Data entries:
-- Begin --
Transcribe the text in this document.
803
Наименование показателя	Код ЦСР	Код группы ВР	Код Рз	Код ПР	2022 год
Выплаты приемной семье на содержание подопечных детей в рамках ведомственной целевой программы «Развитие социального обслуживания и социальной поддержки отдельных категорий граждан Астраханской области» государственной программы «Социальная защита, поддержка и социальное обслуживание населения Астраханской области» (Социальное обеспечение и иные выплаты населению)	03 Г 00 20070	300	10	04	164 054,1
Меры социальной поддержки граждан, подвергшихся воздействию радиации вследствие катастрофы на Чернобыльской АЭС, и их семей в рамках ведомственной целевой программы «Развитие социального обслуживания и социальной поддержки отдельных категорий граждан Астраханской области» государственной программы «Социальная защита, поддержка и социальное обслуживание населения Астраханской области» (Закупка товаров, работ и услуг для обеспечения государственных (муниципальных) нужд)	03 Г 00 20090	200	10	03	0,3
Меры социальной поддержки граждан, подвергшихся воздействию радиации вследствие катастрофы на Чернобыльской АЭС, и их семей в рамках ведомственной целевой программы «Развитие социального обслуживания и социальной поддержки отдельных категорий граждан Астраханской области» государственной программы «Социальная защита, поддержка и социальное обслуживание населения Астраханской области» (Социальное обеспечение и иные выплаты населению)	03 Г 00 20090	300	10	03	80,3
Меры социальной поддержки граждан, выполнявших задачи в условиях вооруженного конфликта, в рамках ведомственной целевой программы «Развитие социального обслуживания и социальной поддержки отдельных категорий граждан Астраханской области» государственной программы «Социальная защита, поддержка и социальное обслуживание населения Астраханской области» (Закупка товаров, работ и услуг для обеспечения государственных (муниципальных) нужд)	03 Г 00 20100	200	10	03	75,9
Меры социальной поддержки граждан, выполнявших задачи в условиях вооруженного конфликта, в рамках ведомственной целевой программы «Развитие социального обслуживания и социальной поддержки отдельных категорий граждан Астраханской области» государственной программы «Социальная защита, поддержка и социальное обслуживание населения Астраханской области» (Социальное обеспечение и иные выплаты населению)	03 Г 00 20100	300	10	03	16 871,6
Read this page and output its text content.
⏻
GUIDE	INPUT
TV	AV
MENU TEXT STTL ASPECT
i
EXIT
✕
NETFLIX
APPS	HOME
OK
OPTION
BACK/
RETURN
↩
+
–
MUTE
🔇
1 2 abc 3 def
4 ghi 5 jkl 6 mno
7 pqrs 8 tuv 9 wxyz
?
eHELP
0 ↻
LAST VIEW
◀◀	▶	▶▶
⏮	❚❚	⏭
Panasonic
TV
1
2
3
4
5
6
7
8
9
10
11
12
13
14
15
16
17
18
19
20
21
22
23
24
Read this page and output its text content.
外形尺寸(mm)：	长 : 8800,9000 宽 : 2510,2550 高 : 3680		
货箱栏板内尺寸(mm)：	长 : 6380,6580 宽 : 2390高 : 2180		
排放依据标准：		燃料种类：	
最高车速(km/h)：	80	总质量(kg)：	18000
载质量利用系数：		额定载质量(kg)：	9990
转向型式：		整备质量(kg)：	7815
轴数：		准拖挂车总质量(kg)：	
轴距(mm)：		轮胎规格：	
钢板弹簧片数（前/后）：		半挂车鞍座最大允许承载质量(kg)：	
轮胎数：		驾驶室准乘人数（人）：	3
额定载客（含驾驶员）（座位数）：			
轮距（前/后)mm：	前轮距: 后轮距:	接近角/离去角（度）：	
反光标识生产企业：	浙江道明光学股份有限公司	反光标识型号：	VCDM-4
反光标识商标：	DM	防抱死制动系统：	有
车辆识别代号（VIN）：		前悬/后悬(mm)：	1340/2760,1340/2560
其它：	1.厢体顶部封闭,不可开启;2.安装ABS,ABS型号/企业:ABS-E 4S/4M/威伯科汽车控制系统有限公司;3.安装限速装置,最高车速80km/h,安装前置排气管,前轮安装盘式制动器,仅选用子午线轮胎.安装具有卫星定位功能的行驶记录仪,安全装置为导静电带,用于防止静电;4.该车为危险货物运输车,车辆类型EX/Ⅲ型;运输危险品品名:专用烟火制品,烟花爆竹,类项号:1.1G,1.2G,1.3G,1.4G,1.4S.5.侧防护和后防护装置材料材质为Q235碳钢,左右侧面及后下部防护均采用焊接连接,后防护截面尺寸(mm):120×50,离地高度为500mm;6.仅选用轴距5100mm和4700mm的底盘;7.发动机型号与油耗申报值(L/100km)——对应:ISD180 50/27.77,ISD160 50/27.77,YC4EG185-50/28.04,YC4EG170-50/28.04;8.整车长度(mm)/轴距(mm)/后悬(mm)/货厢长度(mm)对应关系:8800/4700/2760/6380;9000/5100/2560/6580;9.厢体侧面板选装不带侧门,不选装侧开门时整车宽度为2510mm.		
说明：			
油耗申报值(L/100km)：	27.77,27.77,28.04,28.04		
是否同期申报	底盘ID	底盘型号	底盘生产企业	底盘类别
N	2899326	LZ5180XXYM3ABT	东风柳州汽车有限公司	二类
-- End --
-- Begin --
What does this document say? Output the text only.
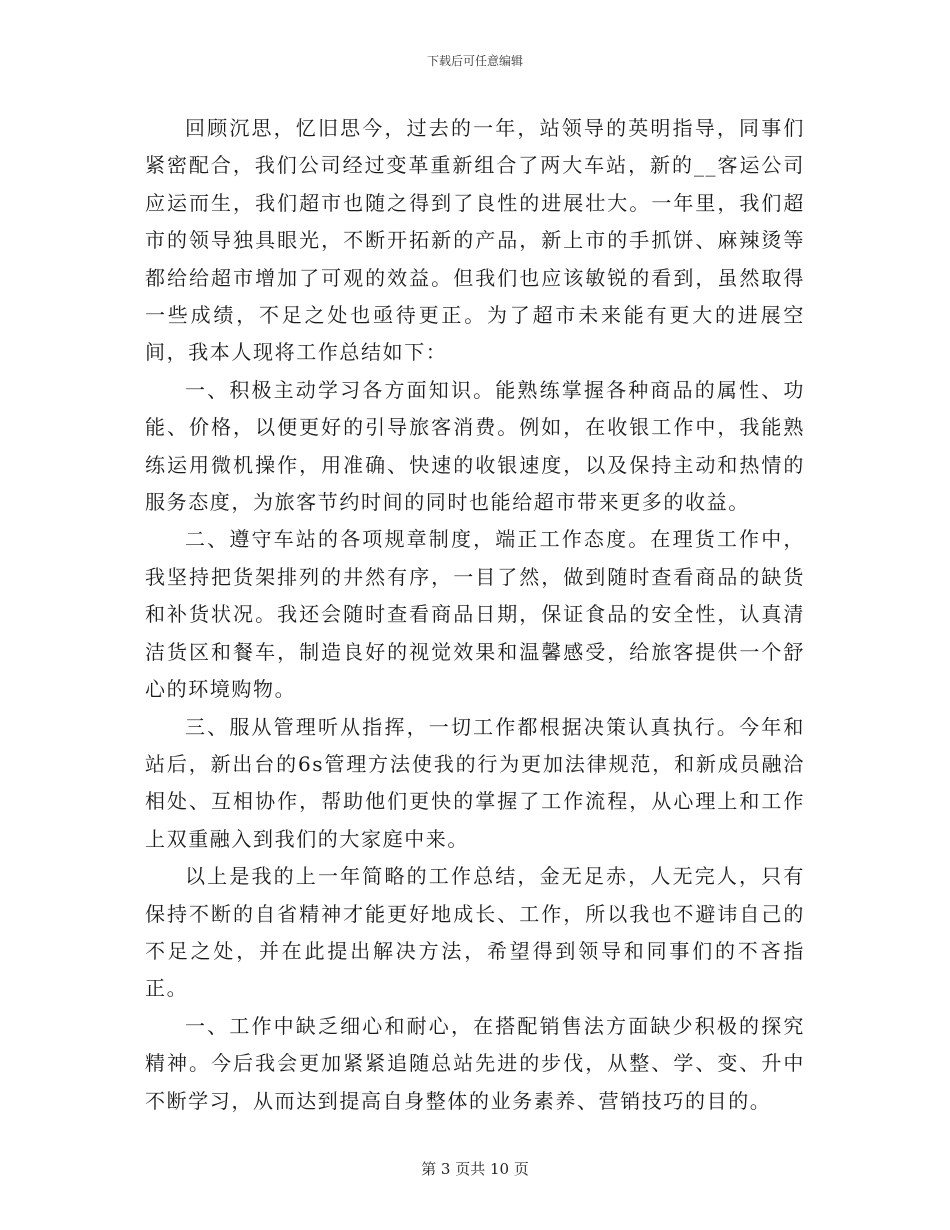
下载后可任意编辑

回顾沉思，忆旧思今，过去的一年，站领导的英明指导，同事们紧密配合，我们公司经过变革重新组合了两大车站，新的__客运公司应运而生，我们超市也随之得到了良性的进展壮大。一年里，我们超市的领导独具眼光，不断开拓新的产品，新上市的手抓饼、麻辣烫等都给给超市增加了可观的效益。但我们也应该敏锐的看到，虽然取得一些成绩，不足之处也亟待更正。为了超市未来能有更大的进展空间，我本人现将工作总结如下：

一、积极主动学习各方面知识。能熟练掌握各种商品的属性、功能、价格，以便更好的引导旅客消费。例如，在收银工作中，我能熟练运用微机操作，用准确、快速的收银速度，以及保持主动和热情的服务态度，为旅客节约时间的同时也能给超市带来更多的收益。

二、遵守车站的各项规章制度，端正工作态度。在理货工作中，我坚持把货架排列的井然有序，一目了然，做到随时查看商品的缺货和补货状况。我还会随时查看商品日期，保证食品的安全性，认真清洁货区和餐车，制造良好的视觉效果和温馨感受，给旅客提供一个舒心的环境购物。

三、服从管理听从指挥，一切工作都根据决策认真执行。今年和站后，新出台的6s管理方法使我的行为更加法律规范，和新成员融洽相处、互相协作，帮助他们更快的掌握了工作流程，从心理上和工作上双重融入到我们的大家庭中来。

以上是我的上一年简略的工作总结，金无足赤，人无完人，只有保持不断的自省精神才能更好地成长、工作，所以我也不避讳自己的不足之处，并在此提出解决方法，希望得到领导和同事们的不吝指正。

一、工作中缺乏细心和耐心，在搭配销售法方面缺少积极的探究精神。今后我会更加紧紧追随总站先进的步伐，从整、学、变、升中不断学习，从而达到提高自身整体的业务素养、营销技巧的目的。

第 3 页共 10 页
-- End --
-- Begin --
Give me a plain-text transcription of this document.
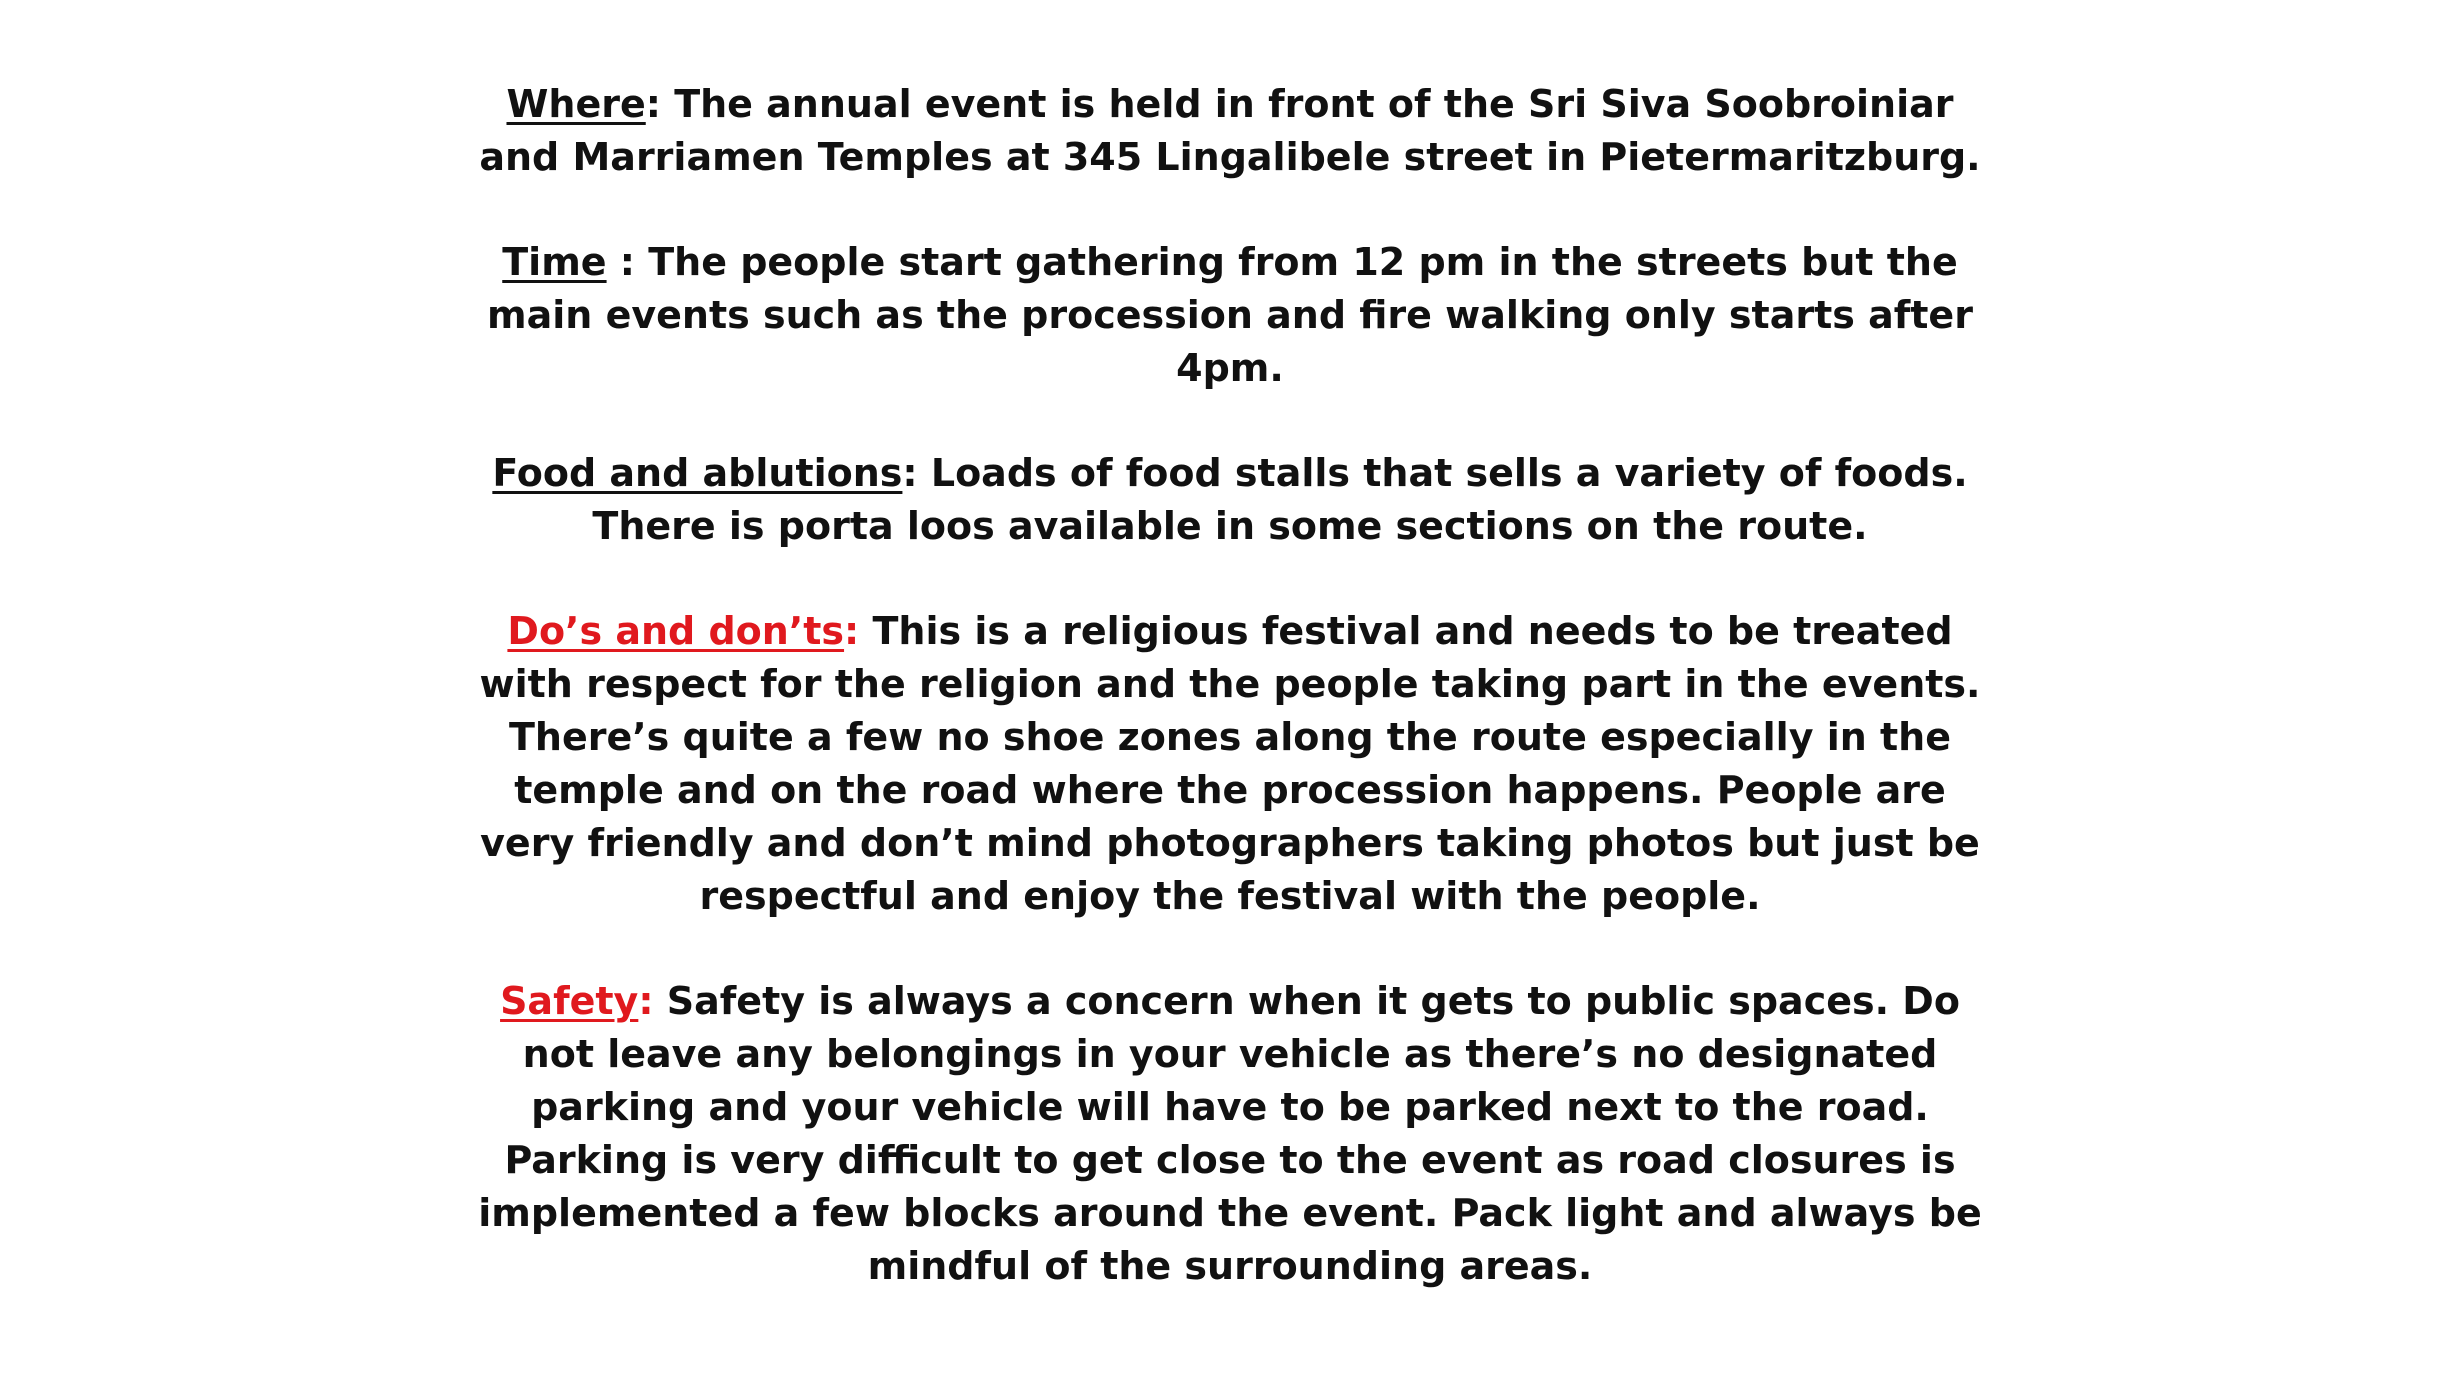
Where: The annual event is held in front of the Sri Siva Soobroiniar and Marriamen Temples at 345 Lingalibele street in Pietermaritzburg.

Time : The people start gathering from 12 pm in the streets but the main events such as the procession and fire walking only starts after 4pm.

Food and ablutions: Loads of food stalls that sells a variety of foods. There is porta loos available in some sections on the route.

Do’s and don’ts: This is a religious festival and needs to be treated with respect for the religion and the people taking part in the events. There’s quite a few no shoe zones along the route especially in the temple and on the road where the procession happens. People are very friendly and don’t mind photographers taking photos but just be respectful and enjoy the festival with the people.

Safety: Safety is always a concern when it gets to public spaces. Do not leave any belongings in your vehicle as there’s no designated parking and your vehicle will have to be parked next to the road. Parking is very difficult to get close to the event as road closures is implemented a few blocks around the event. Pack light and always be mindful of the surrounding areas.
-- End --
• **What is needed**
Gather up every line from the listing above in which the word "семей" occurs.

• **Output for this exercise**
Меры социальной поддержки граждан, подвергшихся воздействию радиации вследствие катастрофы на Чернобыльской АЭС, и их семей в рамках ведомственной целевой программы «Развитие социального обслуживания и социальной поддержки отдельных категорий граждан Астраханской области» государственной программы «Социальная защита, поддержка и социальное обслуживание населения Астраханской области» (Закупка товаров, работ и услуг для обеспечения государственных (муниципальных) нужд)	03 Г 00 20090	200	10	03	0,3
Меры социальной поддержки граждан, подвергшихся воздействию радиации вследствие катастрофы на Чернобыльской АЭС, и их семей в рамках ведомственной целевой программы «Развитие социального обслуживания и социальной поддержки отдельных категорий граждан Астраханской области» государственной программы «Социальная защита, поддержка и социальное обслуживание населения Астраханской области» (Социальное обеспечение и иные выплаты населению)	03 Г 00 20090	300	10	03	80,3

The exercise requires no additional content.